→ **Problem statement**:
Find each line with the word "caption" and copy it.
◇ ◇ ◇ ◇ ◇ ◇ ◇
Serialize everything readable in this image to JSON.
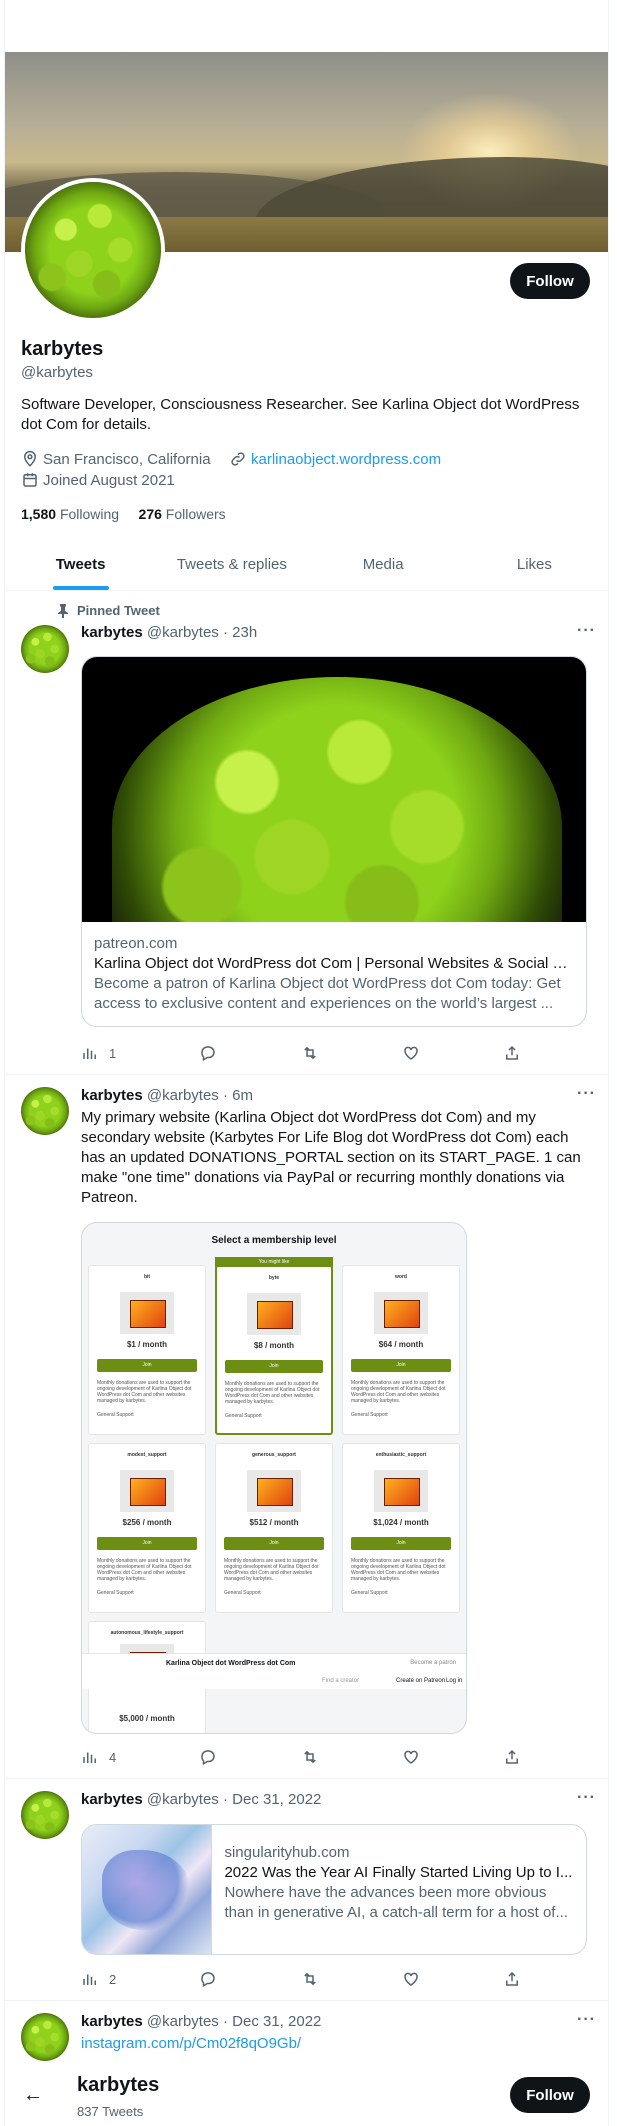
{
  "profile": {
    "name": "karbytes",
    "handle": "@karbytes",
    "bio": "Software Developer, Consciousness Researcher. See Karlina Object dot WordPress dot Com for details.",
    "location": "San Francisco, California",
    "website": "karlinaobject.wordpress.com",
    "joined": "Joined August 2021",
    "following_count": "1,580",
    "following_label": "Following",
    "followers_count": "276",
    "followers_label": "Followers",
    "follow_label": "Follow"
  },
  "tabs": [
    "Tweets",
    "Tweets & replies",
    "Media",
    "Likes"
  ],
  "tweets": [
    {
      "pinned_label": "Pinned Tweet",
      "name": "karbytes",
      "handle": "@karbytes",
      "time": "· 23h",
      "card": {
        "domain": "patreon.com",
        "title": "Karlina Object dot WordPress dot Com | Personal Websites & Social M...",
        "description": "Become a patron of Karlina Object dot WordPress dot Com today: Get access to exclusive content and experiences on the world’s largest ..."
      },
      "views": "1",
      "replies": "",
      "retweets": "",
      "likes": ""
    },
    {
      "name": "karbytes",
      "handle": "@karbytes",
      "time": "· 6m",
      "text": "My primary website (Karlina Object dot WordPress dot Com) and my secondary website (Karbytes For Life Blog dot WordPress dot Com) each has an updated DONATIONS_PORTAL section on its START_PAGE. 1 can make \"one time\" donations via PayPal or recurring monthly donations via Patreon.",
      "shot": {
        "title": "Select a membership level",
        "favorite_label": "You might like",
        "join_label": "Join",
        "tiers": [
          {
            "name": "bit",
            "price": "$1 / month"
          },
          {
            "name": "byte",
            "price": "$8 / month"
          },
          {
            "name": "word",
            "price": "$64 / month"
          },
          {
            "name": "modest_support",
            "price": "$256 / month"
          },
          {
            "name": "generous_support",
            "price": "$512 / month"
          },
          {
            "name": "enthusiastic_support",
            "price": "$1,024 / month"
          },
          {
            "name": "autonomous_lifestyle_support",
            "price": "$5,000 / month"
          }
        ],
        "tier_description": "Monthly donations are used to support the ongoing development of Karlina Object dot WordPress dot Com and other websites managed by karbytes.",
        "tier_benefit": "General Support",
        "footer_name": "Karlina Object dot WordPress dot Com",
        "footer_become": "Become a patron",
        "footer_search": "Find a creator",
        "footer_create": "Create on Patreon",
        "footer_login": "Log in"
      },
      "views": "4",
      "replies": "",
      "retweets": "",
      "likes": ""
    },
    {
      "name": "karbytes",
      "handle": "@karbytes",
      "time": "· Dec 31, 2022",
      "card": {
        "domain": "singularityhub.com",
        "title": "2022 Was the Year AI Finally Started Living Up to I...",
        "description": "Nowhere have the advances been more obvious than in generative AI, a catch-all term for a host of..."
      },
      "views": "2",
      "replies": "",
      "retweets": "",
      "likes": ""
    },
    {
      "name": "karbytes",
      "handle": "@karbytes",
      "time": "· Dec 31, 2022",
      "link": "instagram.com/p/Cm02f8qO9Gb/"
    }
  ],
  "bottom_bar": {
    "name": "karbytes",
    "count": "837 Tweets",
    "follow_label": "Follow"
  },
  "colors": {
    "accent": "#1d9bf0",
    "text": "#0f1419",
    "muted": "#536471",
    "border": "#eff3f4",
    "patreon_green": "#6c8e13"
  },
  "icons": [
    "pin-icon",
    "location-icon",
    "link-icon",
    "calendar-icon",
    "views-icon",
    "reply-icon",
    "retweet-icon",
    "like-icon",
    "share-icon",
    "more-icon",
    "back-arrow-icon"
  ]
}
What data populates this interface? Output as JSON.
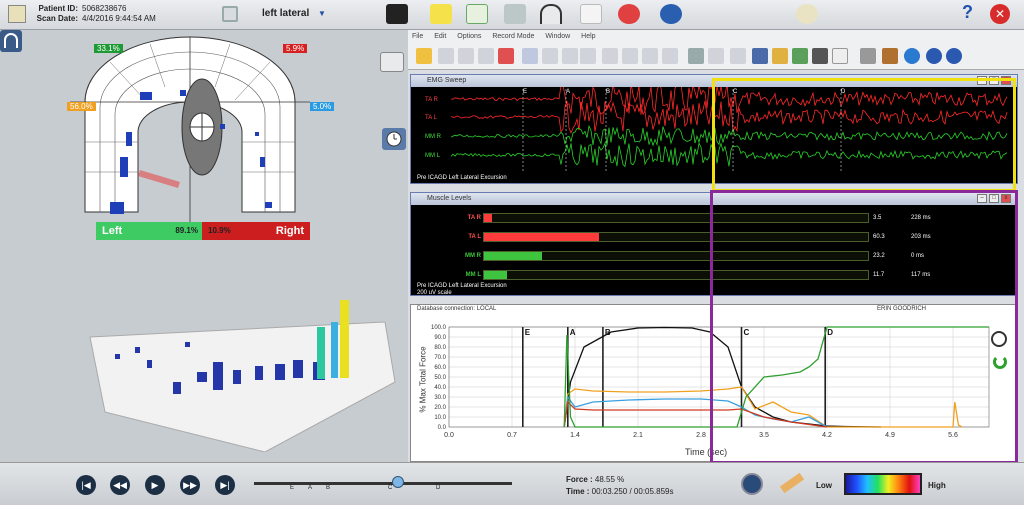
{
  "header": {
    "patient_id_label": "Patient ID:",
    "patient_id": "5068238676",
    "scan_date_label": "Scan Date:",
    "scan_date": "4/4/2016 9:44:54 AM",
    "mode": "left lateral",
    "mode_arrow": "▼",
    "help": "?",
    "close": "✕"
  },
  "arch": {
    "top_left_pct": "33.1%",
    "top_right_pct": "5.9%",
    "mid_left_pct": "56.0%",
    "mid_right_pct": "5.0%",
    "left_label": "Left",
    "left_value": "89.1%",
    "right_value": "10.9%",
    "right_label": "Right",
    "top_left_color": "#1e9a34",
    "top_right_color": "#d72020",
    "mid_left_color": "#f0a020",
    "mid_right_color": "#2a9be0"
  },
  "menu": [
    "File",
    "Edit",
    "Options",
    "Record Mode",
    "Window",
    "Help"
  ],
  "emg": {
    "title": "EMG Sweep",
    "channels": [
      {
        "label": "TA R",
        "color": "#ff2a2a"
      },
      {
        "label": "TA L",
        "color": "#ff2a2a"
      },
      {
        "label": "MM R",
        "color": "#2bd12b"
      },
      {
        "label": "MM L",
        "color": "#2bd12b"
      }
    ],
    "markers": [
      "E",
      "A",
      "B",
      "C",
      "D"
    ],
    "caption": "Pre ICAGD Left Lateral Excursion"
  },
  "muscle": {
    "title": "Muscle Levels",
    "rows": [
      {
        "label": "TA R",
        "color": "#ff3b3b",
        "level": 0.02,
        "value": "3.5",
        "ms": "228 ms"
      },
      {
        "label": "TA L",
        "color": "#ff3b3b",
        "level": 0.3,
        "value": "60.3",
        "ms": "203 ms"
      },
      {
        "label": "MM R",
        "color": "#3ec43e",
        "level": 0.15,
        "value": "23.2",
        "ms": "0 ms"
      },
      {
        "label": "MM L",
        "color": "#3ec43e",
        "level": 0.06,
        "value": "11.7",
        "ms": "117 ms"
      }
    ],
    "caption": "Pre ICAGD Left Lateral Excursion",
    "scale": "200 uV scale"
  },
  "force": {
    "db_label": "Database connection: LOCAL",
    "user": "ERIN GOODRICH",
    "ylabel": "% Max Total Force",
    "xlabel": "Time (sec)"
  },
  "chart_data": {
    "type": "line",
    "xlabel": "Time (sec)",
    "ylabel": "% Max Total Force",
    "xlim": [
      0,
      6.0
    ],
    "ylim": [
      0,
      100
    ],
    "xticks": [
      "0.0",
      "0.7",
      "1.4",
      "2.1",
      "2.8",
      "3.5",
      "4.2",
      "4.9",
      "5.6"
    ],
    "yticks": [
      "0.0",
      "10.0",
      "20.0",
      "30.0",
      "40.0",
      "50.0",
      "60.0",
      "70.0",
      "80.0",
      "90.0",
      "100.0"
    ],
    "markers": [
      {
        "label": "E",
        "x": 0.82
      },
      {
        "label": "A",
        "x": 1.32
      },
      {
        "label": "B",
        "x": 1.71
      },
      {
        "label": "C",
        "x": 3.25
      },
      {
        "label": "D",
        "x": 4.18
      }
    ],
    "series": [
      {
        "color": "#111111",
        "x": [
          1.28,
          1.35,
          1.5,
          1.8,
          2.1,
          2.4,
          2.7,
          2.9,
          3.1,
          3.25,
          3.4,
          3.6,
          3.8,
          4.0,
          4.2,
          4.4,
          4.6,
          4.8
        ],
        "y": [
          0,
          45,
          80,
          95,
          99,
          99.5,
          99,
          95,
          80,
          40,
          20,
          10,
          5,
          3,
          1,
          0.5,
          0.2,
          0
        ]
      },
      {
        "color": "#f0a020",
        "x": [
          1.28,
          1.32,
          1.4,
          1.6,
          2.0,
          2.4,
          2.8,
          3.1,
          3.25,
          3.4,
          3.6,
          3.8,
          4.0,
          4.2,
          5.6,
          5.62,
          5.66,
          5.7
        ],
        "y": [
          0,
          33,
          38,
          36,
          35,
          35,
          36,
          38,
          40,
          18,
          25,
          15,
          12,
          0,
          0,
          25,
          2,
          0
        ]
      },
      {
        "color": "#3aa0e0",
        "x": [
          1.28,
          1.32,
          1.4,
          1.6,
          2.0,
          2.4,
          2.8,
          3.1,
          3.25,
          3.4,
          3.6,
          3.8,
          4.0,
          4.2
        ],
        "y": [
          0,
          30,
          20,
          25,
          27,
          28,
          28,
          26,
          20,
          12,
          8,
          5,
          10,
          0
        ]
      },
      {
        "color": "#d23a1e",
        "x": [
          1.28,
          1.32,
          1.4,
          1.6,
          2.0,
          2.4,
          2.8,
          3.1,
          3.25,
          3.5,
          3.8,
          4.2
        ],
        "y": [
          0,
          25,
          18,
          17,
          17,
          17,
          17,
          17,
          18,
          10,
          5,
          0
        ]
      },
      {
        "color": "#2ea02e",
        "x": [
          1.28,
          1.31,
          1.35,
          1.4,
          3.2,
          3.3,
          3.5,
          3.7,
          3.9,
          4.0,
          4.1,
          4.2,
          4.3,
          6.0
        ],
        "y": [
          0,
          92,
          10,
          0,
          0,
          30,
          50,
          52,
          55,
          60,
          68,
          100,
          100,
          100
        ]
      }
    ]
  },
  "playback": {
    "markers": [
      "E",
      "A",
      "B",
      "C",
      "D"
    ],
    "force_label": "Force :",
    "force_value": "48.55 %",
    "time_label": "Time :",
    "time_value": "00:03.250 / 00:05.859s",
    "low": "Low",
    "high": "High"
  }
}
◇ ◇ ◇ ◇ ◇ ◇ ◇
→ **Written reply**:
    "caption": "Pre ICAGD Left Lateral Excursion"
    "caption": "Pre ICAGD Left Lateral Excursion",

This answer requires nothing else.